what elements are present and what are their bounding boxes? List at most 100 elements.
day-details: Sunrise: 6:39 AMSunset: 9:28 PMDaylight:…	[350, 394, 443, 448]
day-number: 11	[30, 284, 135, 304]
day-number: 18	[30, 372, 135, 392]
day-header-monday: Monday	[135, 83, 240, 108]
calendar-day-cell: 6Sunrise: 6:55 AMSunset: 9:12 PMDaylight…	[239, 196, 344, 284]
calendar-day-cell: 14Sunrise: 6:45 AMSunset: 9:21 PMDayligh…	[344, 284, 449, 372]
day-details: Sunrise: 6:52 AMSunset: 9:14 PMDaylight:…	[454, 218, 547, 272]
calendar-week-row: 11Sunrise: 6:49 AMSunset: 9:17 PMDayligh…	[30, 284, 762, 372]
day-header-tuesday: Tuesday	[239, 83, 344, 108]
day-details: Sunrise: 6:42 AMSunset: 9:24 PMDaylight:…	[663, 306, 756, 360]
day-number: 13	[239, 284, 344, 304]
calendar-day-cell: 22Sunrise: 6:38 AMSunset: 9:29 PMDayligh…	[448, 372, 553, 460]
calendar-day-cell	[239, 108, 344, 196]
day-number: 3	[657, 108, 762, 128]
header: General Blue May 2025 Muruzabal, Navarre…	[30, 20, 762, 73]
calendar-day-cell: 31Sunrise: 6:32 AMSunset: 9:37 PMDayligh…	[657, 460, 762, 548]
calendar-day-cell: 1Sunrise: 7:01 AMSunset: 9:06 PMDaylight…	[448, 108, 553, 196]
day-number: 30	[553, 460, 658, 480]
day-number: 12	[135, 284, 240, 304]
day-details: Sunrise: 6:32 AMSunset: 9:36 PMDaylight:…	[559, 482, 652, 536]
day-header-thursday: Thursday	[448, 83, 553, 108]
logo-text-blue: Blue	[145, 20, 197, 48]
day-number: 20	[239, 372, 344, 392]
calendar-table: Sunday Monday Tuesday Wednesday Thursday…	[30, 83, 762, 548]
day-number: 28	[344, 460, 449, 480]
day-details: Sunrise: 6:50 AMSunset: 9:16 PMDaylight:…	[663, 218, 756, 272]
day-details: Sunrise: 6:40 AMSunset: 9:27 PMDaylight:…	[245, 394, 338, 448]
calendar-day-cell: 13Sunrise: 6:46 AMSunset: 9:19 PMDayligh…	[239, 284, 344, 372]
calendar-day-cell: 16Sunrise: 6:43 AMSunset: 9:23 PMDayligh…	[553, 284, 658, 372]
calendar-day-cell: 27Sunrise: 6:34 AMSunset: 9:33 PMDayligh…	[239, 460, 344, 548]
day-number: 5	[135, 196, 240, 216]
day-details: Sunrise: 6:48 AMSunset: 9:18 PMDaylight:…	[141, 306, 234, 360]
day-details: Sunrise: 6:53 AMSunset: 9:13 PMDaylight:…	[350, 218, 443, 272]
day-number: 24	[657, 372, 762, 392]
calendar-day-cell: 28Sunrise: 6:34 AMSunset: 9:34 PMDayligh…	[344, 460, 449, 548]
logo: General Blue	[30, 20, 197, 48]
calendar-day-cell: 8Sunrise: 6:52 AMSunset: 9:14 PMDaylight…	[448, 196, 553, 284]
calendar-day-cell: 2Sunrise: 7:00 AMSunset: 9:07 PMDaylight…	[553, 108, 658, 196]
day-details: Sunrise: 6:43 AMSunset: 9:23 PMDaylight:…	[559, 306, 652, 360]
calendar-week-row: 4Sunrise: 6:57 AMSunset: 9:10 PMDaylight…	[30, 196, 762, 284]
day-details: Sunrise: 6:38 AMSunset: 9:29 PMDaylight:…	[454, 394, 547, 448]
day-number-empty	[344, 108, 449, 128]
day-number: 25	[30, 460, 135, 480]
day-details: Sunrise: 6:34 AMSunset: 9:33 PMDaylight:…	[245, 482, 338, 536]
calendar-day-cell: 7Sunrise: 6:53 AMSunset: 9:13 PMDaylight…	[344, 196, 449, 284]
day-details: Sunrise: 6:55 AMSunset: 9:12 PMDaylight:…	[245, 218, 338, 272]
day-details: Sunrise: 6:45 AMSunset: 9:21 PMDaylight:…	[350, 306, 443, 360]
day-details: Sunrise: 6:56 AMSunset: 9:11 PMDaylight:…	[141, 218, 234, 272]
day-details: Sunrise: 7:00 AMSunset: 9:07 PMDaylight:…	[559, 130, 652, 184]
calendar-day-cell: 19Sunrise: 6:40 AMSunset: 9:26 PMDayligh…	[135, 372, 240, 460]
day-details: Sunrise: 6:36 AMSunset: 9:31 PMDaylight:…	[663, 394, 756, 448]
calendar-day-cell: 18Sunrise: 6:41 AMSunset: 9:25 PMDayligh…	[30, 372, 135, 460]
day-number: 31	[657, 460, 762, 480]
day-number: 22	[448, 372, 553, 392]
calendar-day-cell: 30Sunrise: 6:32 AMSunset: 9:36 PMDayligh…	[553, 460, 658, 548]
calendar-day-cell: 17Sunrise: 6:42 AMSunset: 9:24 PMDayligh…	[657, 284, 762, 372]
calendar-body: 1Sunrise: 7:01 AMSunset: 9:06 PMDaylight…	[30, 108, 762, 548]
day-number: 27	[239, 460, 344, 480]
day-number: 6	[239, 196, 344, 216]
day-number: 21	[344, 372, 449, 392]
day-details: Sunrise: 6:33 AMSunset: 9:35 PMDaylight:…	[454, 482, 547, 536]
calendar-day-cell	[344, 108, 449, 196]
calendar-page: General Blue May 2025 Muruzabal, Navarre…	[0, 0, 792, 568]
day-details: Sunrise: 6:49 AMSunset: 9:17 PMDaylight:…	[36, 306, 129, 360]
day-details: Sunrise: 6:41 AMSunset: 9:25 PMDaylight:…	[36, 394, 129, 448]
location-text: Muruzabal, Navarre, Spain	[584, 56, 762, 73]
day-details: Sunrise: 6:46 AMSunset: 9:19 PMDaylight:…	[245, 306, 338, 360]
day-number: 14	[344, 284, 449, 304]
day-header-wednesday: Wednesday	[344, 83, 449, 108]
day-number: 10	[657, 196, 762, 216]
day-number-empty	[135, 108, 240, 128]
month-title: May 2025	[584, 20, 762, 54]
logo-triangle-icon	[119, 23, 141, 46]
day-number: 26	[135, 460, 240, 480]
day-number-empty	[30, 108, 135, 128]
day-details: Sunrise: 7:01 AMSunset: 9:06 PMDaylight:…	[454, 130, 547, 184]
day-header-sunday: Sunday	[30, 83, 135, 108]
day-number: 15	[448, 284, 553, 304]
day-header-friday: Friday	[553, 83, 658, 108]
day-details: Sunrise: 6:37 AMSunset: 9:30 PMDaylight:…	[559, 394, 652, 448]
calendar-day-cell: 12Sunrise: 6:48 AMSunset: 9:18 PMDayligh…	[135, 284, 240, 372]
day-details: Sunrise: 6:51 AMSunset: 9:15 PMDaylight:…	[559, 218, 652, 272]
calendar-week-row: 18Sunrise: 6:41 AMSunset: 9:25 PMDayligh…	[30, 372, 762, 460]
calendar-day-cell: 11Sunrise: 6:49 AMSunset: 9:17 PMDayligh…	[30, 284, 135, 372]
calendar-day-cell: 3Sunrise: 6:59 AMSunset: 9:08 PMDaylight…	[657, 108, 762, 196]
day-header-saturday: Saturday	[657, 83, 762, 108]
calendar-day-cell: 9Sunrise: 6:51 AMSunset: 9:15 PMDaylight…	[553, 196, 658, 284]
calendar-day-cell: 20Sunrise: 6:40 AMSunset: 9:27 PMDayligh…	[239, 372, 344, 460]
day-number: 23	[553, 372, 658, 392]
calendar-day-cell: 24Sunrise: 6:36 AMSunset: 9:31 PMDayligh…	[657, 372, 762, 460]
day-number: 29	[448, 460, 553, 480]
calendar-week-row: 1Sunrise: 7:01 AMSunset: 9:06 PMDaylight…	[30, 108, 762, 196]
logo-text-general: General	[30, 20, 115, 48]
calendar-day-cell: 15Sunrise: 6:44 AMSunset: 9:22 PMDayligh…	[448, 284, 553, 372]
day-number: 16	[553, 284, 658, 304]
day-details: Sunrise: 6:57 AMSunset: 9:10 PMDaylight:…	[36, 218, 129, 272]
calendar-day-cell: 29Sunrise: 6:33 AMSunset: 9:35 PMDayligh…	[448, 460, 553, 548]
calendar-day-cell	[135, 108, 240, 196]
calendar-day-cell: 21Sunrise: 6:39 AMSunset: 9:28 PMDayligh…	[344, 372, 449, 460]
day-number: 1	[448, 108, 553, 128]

_ _ _ _ _

:: Exercise task ::
Reproduce the data word for word, from its first line through the line containing "calendar-week-row: 11Sunrise: 6:49", with both ends included.

:: Written solution ::
what elements are present and what are their bounding boxes? List at most 100 elements.
day-details: Sunrise: 6:39 AMSunset: 9:28 PMDaylight:…	[350, 394, 443, 448]
day-number: 11	[30, 284, 135, 304]
day-number: 18	[30, 372, 135, 392]
day-header-monday: Monday	[135, 83, 240, 108]
calendar-day-cell: 6Sunrise: 6:55 AMSunset: 9:12 PMDaylight…	[239, 196, 344, 284]
calendar-day-cell: 14Sunrise: 6:45 AMSunset: 9:21 PMDayligh…	[344, 284, 449, 372]
day-details: Sunrise: 6:52 AMSunset: 9:14 PMDaylight:…	[454, 218, 547, 272]
calendar-week-row: 11Sunrise: 6:49 AMSunset: 9:17 PMDayligh…	[30, 284, 762, 372]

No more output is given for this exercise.